__EXERCISE BRIEF__. Which lines have the string "this"? Copy all of them from the entries below.

::::

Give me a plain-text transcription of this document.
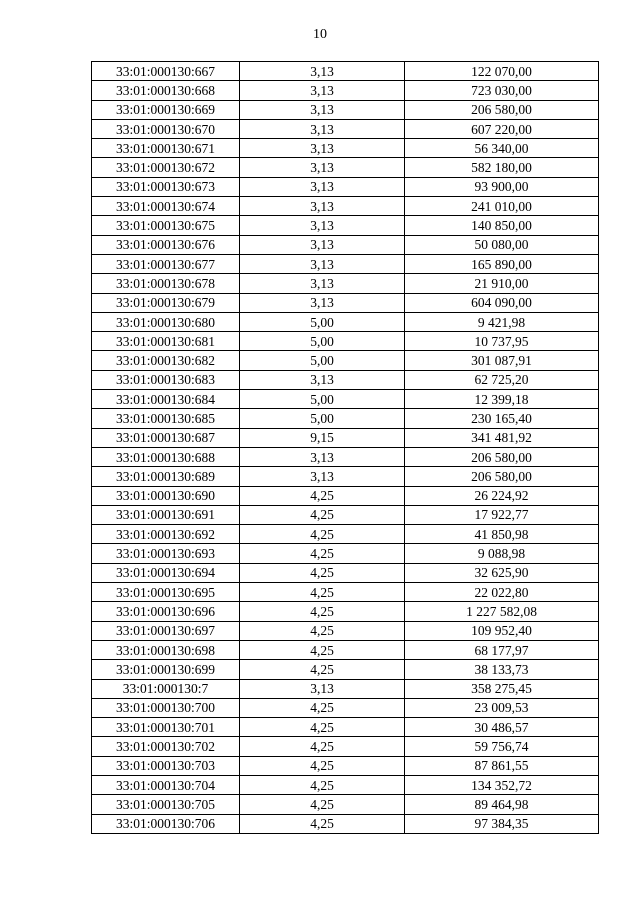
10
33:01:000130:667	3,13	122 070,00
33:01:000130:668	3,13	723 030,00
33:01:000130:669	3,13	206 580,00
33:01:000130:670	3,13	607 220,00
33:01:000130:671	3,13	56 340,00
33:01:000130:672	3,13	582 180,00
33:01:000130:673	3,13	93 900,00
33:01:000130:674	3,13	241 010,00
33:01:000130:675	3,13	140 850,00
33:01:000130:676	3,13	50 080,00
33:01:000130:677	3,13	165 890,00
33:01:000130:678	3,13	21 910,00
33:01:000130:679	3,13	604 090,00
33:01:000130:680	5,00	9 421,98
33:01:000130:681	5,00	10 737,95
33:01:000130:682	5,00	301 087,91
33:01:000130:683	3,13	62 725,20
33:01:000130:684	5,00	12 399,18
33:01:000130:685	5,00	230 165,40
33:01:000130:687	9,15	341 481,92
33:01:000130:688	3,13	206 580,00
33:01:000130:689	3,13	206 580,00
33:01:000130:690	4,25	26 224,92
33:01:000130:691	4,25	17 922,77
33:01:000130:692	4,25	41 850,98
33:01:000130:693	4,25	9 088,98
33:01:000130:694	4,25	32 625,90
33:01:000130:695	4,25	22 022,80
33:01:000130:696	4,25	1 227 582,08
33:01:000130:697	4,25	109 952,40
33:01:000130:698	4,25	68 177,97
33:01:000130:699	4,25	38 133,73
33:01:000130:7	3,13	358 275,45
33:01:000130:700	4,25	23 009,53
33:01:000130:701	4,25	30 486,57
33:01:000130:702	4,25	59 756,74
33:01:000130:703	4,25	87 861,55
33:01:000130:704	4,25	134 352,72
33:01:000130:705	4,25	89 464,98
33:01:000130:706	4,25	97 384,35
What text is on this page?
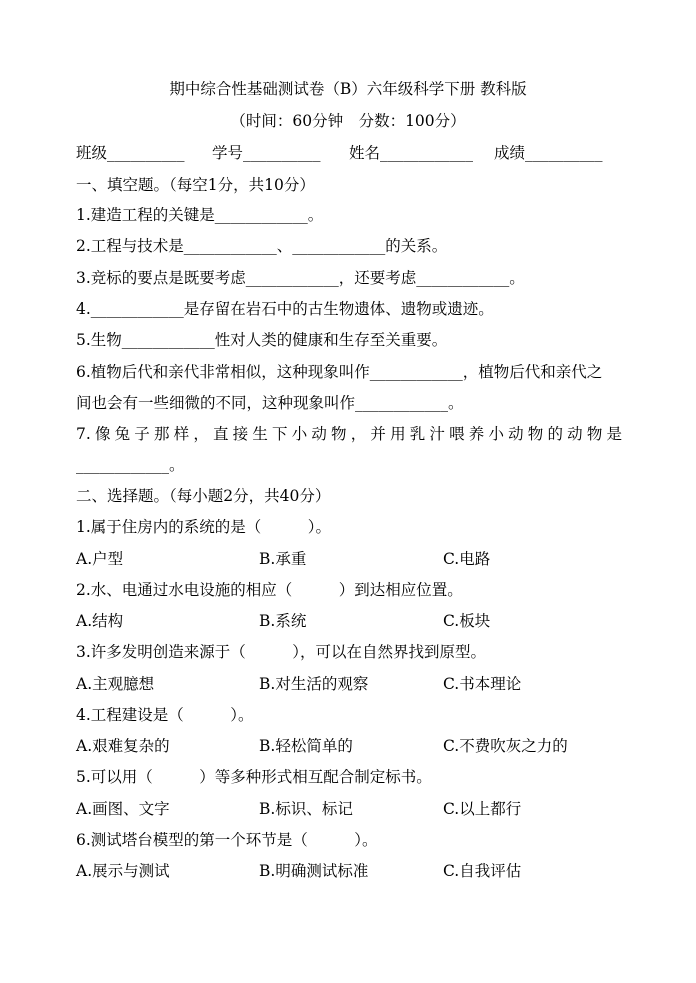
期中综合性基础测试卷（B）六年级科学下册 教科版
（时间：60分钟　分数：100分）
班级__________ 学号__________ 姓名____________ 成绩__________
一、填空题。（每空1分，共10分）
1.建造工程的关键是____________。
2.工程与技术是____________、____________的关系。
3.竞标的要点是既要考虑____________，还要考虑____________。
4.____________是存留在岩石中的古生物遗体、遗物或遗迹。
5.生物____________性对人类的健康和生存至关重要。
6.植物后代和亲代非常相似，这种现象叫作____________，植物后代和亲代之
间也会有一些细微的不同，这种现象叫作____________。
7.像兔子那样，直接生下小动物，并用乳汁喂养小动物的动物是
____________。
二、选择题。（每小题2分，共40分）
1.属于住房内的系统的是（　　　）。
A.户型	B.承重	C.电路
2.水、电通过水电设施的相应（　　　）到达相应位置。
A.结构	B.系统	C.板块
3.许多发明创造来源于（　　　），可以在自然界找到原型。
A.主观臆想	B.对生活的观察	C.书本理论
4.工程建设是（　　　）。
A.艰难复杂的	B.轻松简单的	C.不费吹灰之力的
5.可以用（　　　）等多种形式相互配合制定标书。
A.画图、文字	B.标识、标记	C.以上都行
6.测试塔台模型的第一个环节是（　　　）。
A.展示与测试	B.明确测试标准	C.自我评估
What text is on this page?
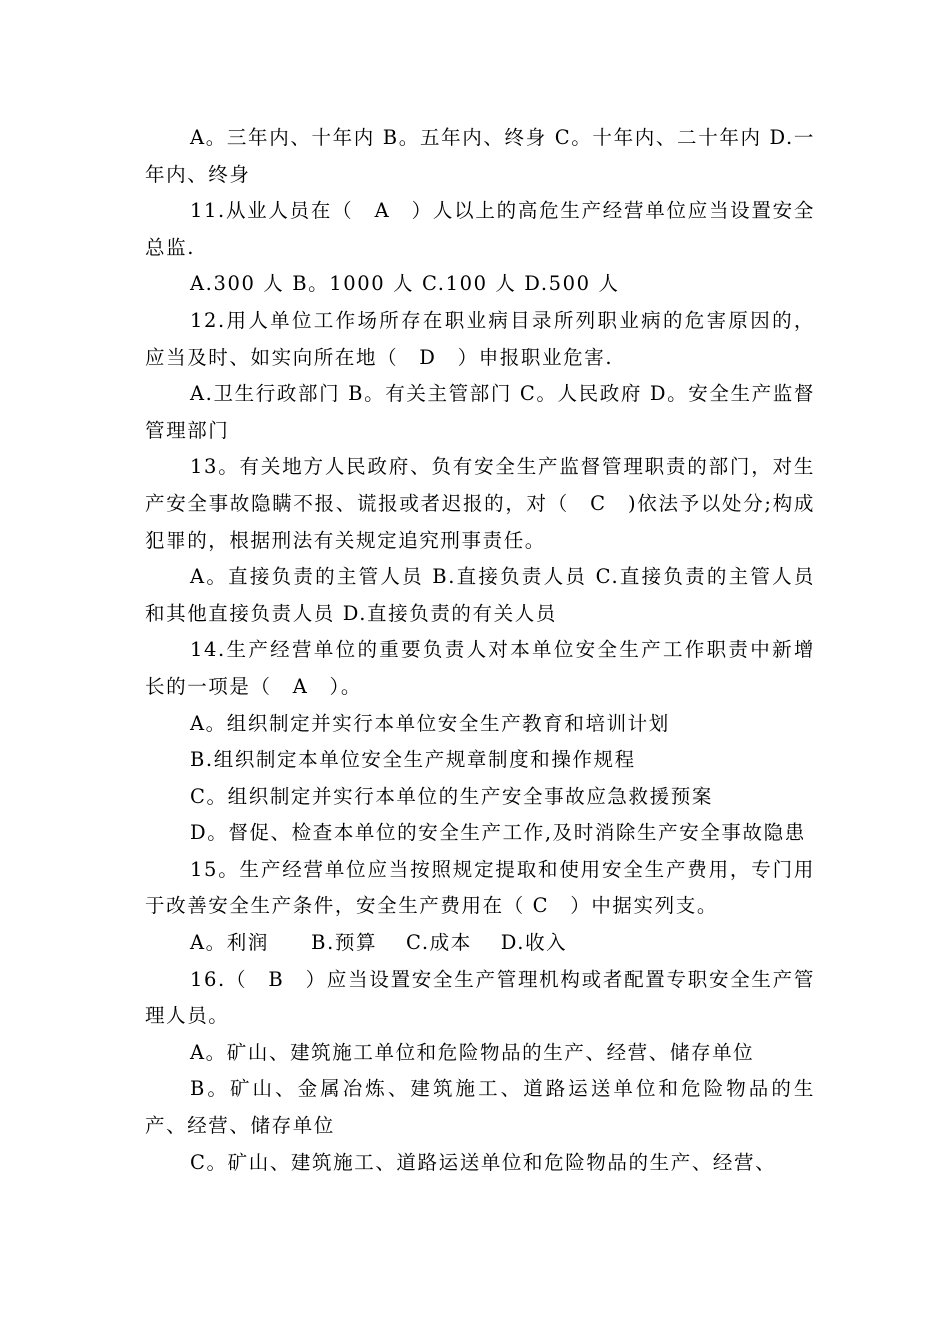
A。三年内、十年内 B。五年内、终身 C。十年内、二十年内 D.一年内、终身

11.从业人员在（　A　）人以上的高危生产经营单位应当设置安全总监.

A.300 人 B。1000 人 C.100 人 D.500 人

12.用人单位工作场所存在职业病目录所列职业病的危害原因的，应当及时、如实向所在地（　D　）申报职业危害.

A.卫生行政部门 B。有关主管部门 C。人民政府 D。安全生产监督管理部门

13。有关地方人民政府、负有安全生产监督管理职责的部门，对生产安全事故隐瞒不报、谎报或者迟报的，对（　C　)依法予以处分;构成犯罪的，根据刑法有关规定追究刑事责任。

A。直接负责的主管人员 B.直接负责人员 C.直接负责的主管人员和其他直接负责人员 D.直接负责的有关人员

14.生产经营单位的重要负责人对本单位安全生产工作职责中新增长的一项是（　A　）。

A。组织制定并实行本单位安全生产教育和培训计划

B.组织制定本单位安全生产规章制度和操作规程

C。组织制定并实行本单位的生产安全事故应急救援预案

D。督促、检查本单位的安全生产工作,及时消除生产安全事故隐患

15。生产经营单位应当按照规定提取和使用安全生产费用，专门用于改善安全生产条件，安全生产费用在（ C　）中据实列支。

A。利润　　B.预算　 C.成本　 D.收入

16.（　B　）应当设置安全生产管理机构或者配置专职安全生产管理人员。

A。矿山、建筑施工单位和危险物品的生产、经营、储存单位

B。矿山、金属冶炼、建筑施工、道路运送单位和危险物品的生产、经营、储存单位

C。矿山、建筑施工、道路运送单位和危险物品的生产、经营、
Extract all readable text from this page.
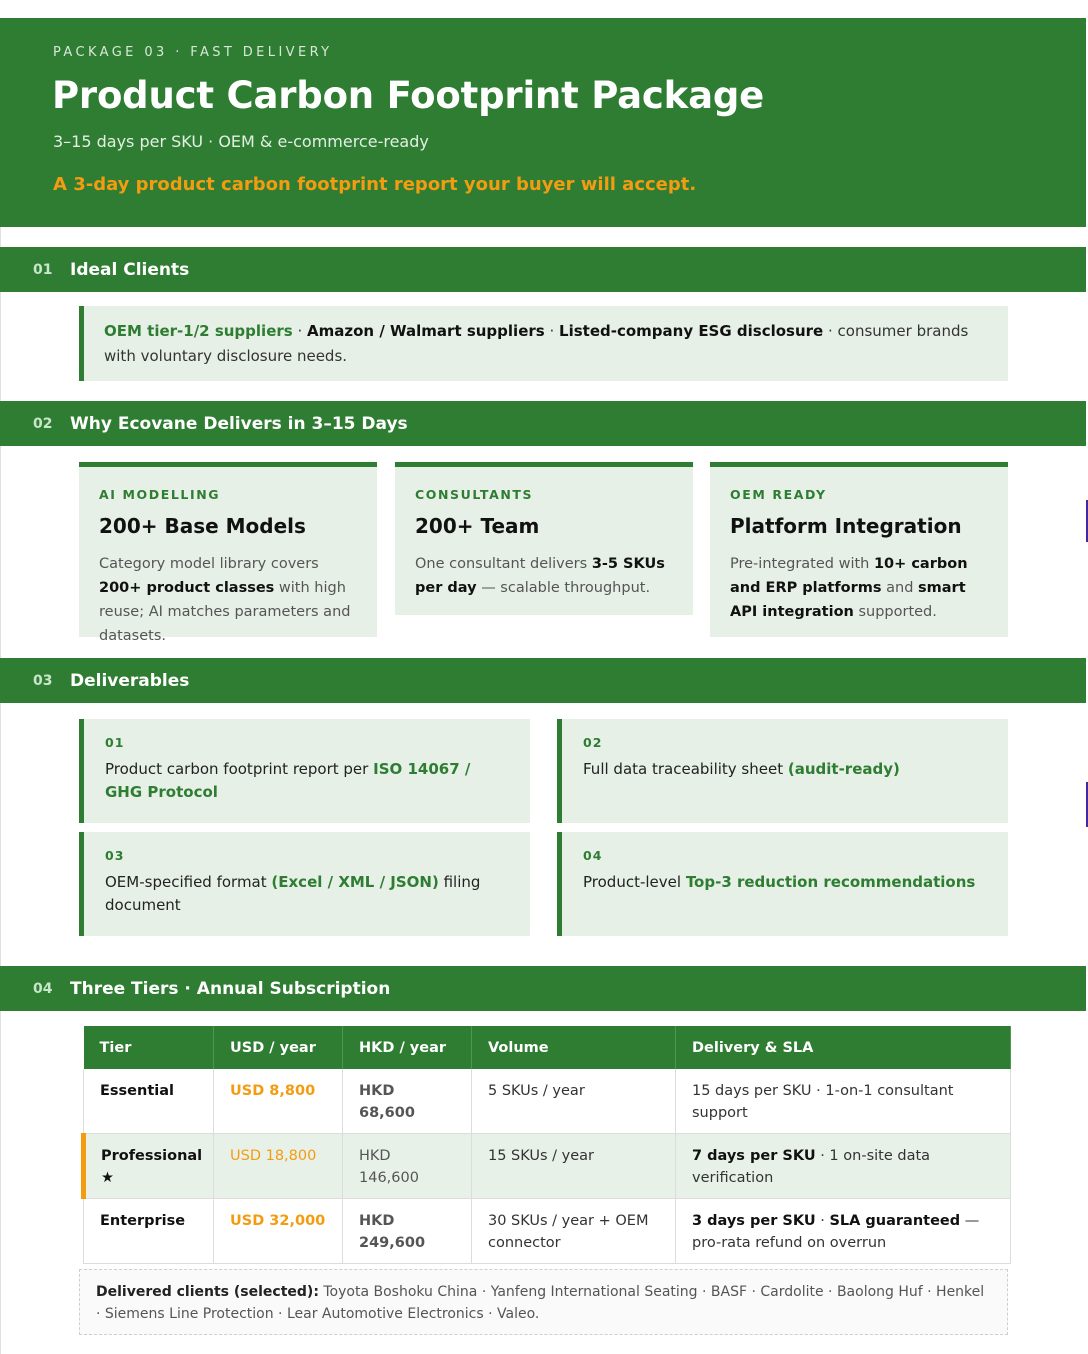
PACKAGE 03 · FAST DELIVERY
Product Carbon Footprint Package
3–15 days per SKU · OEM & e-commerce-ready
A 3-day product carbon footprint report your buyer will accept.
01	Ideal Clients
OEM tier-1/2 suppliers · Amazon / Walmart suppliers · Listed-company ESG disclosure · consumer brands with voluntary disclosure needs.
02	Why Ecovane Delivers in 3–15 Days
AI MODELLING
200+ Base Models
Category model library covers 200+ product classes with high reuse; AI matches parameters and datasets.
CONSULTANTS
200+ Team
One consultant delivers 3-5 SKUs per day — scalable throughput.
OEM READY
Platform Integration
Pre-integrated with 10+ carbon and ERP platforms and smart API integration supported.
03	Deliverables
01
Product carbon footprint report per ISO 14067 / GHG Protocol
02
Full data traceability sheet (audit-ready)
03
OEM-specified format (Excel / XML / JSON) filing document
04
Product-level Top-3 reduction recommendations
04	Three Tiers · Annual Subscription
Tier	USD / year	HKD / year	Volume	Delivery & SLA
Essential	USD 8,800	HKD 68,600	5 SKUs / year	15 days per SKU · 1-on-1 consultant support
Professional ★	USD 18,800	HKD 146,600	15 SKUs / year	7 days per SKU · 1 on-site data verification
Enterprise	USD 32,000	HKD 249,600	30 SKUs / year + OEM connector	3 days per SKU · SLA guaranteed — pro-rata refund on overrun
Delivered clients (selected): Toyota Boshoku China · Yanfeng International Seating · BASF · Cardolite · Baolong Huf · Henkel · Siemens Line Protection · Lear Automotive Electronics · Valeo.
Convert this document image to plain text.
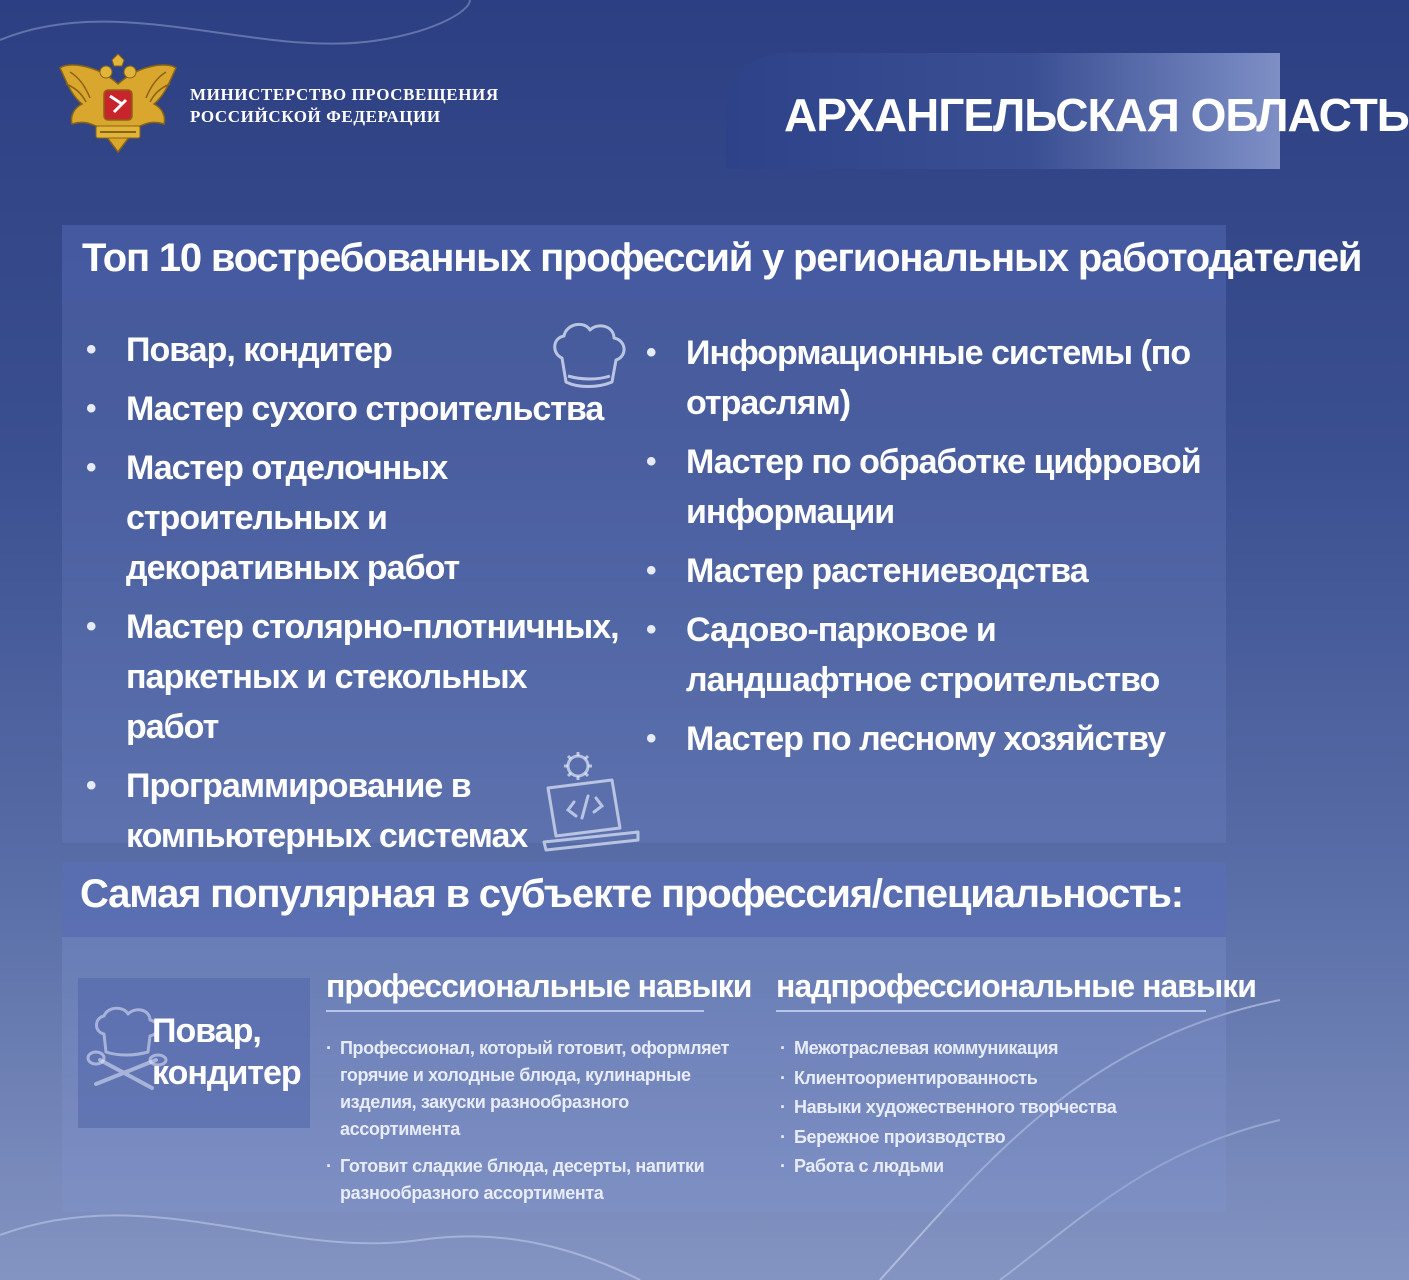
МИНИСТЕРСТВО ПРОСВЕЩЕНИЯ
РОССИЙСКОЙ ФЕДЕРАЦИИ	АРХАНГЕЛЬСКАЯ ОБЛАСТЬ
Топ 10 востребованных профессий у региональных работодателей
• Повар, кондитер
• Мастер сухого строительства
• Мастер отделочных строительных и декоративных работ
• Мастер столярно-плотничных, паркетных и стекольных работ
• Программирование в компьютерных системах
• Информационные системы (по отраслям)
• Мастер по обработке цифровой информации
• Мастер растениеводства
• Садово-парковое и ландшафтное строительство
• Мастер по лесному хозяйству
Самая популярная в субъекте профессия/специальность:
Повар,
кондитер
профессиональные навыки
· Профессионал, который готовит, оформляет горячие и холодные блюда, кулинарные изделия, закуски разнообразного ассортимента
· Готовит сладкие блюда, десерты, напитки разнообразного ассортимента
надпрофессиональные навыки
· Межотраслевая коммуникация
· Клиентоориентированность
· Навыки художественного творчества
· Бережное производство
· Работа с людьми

::::

__THE REPLY__.
Give me a plain-text transcription of this document.
What text is on this page?
What text is on this page?
Extract all readable text from this page.
Convert this document image to plain text.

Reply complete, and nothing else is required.